▶ [The request]: In the interview highlights below, at what timestamp does Lizzy sometimes pretend to write to a friend?

----- Extract

Also Watch: Storytelling with Lizzy Goodman

Video Highlights:
0:05 Ezra is interviewing Elisabeth “Lizzy” Goodman
0:20 Lizzy writes for many major news publications
0:38 People think that there aren’t many good copywriters
1:08 The Metaphor of the Blank Page
1:50 Lizzy feels lucky and aware of the process that got her to where she’s at
2:38 Being a Rock writer is like saying you want to be an astronaut
2:50 The role of gender in journalism and ‘being the only girl around’
4:00 You can get used to a skewed version of what’s normal
4:25 The advantage of working for yourself
5:10 Law school or writing
6:00 Networking is an important step
6:30 Walk through the doors that are open to you
7:19 Being self employed can be scary
7:50 Speak in your own voice
9:18 Copywriting and messaging is communicating
10:05 Adhering to a formula can be a negative
11:18 The priority is authenticity
12:00 Figuring out a structure
13:18 Lizzy sometimes pretends to write to a friend
15:07 The more communicating, the better (but don’t be redundant)
15:40 Ezra believed that writing was just not one of his skills
16:34 Let go of the ‘right answer’ – It’s about making a communication
17:38 Ezra on hiring a copywriter

Click Here For Video Transcript


Ezra Firestone: Hey, Ezra here from The Tank in Brooklyn. I’m here today with one of my best friends in the whole world, Elizabeth Goodman.

Elizabeth Goodman: Hey, Ezra.

Ezra: Or Lizzy Goodman as I call her. You want to be called Lizzy?

Lizzy: I mean, people call me Lizzy.

Ezra: Okay, Lizzy Goodman. So, Lizzy is a writer for New York Magazine, Elle, Fast Company, Billboard.

Lizzy: Rolling Stone.

Ezra: Rolling Stone.

Lizzy: Etc., etc.

Ezra: So, you’re like a bad ass in this world.

Lizzy: Yes, that’s my technical title, yeah, yeah.

----------
----- Collected material

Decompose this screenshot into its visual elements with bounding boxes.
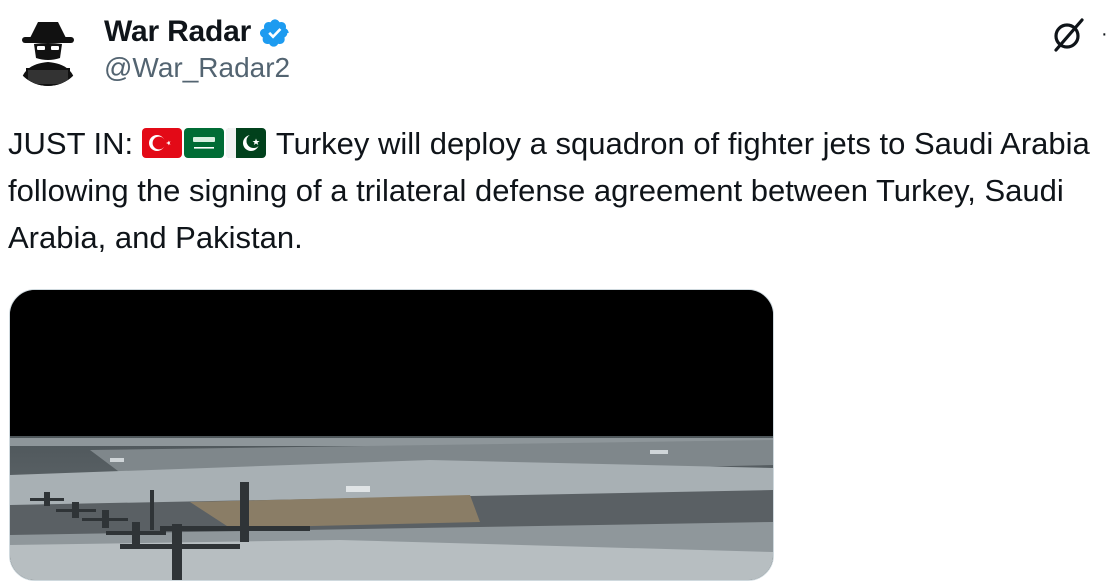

----------

▶ [Correct response]: 13:18